Labeled region entries
::::
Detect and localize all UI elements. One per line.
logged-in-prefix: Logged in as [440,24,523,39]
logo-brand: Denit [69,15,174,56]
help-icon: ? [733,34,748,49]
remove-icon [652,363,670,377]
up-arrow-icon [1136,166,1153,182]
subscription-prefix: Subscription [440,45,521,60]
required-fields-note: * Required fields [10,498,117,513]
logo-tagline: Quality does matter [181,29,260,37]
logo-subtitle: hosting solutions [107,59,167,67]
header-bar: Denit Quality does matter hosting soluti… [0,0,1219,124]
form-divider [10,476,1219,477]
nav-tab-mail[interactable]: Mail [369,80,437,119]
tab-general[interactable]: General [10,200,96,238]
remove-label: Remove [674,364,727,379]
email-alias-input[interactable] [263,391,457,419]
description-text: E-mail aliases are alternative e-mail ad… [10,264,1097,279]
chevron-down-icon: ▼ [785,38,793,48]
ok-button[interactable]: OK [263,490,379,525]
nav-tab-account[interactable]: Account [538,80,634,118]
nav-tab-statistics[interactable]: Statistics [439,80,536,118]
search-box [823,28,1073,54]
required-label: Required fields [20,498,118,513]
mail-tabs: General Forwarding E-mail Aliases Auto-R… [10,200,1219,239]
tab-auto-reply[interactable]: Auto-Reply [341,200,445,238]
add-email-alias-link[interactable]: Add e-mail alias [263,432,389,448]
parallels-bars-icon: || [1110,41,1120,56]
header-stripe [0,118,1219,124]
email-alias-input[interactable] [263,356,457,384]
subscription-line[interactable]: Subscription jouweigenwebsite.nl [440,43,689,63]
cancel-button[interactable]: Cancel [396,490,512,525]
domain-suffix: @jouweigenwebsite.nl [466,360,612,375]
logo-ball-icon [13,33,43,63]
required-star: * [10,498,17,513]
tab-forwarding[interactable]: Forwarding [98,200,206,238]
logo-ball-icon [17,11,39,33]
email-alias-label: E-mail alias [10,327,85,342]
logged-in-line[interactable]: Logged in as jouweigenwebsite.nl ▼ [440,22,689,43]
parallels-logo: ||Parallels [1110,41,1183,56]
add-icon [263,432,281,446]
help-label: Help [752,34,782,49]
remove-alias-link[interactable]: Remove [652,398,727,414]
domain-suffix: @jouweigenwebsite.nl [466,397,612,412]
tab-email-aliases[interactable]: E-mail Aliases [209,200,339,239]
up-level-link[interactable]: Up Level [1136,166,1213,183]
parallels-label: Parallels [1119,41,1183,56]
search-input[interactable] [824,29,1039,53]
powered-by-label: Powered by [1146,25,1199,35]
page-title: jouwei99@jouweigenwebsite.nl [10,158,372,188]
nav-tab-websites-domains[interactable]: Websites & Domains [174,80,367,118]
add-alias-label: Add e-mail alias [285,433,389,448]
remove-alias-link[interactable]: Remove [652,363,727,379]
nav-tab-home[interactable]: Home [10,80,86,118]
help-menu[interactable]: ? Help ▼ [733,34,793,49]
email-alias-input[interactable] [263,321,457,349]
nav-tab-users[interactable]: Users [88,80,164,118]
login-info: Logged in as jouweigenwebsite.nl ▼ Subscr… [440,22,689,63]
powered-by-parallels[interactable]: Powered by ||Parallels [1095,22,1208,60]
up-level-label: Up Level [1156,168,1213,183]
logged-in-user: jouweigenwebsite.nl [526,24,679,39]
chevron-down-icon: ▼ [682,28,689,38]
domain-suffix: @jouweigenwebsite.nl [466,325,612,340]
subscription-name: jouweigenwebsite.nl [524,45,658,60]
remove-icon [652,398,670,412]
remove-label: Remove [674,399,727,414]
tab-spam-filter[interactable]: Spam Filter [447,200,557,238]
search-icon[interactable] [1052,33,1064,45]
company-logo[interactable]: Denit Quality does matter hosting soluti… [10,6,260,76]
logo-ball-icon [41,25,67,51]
::::
Repeat the lines above word for word, from the first one through the line containing "form-divider [10,476,1219,477]", including both ends.

- **WORKED SOLUTION**:
Detect and localize all UI elements. One per line.
logged-in-prefix: Logged in as [440,24,523,39]
logo-brand: Denit [69,15,174,56]
help-icon: ? [733,34,748,49]
remove-icon [652,363,670,377]
up-arrow-icon [1136,166,1153,182]
subscription-prefix: Subscription [440,45,521,60]
required-fields-note: * Required fields [10,498,117,513]
logo-tagline: Quality does matter [181,29,260,37]
logo-subtitle: hosting solutions [107,59,167,67]
header-bar: Denit Quality does matter hosting soluti… [0,0,1219,124]
form-divider [10,476,1219,477]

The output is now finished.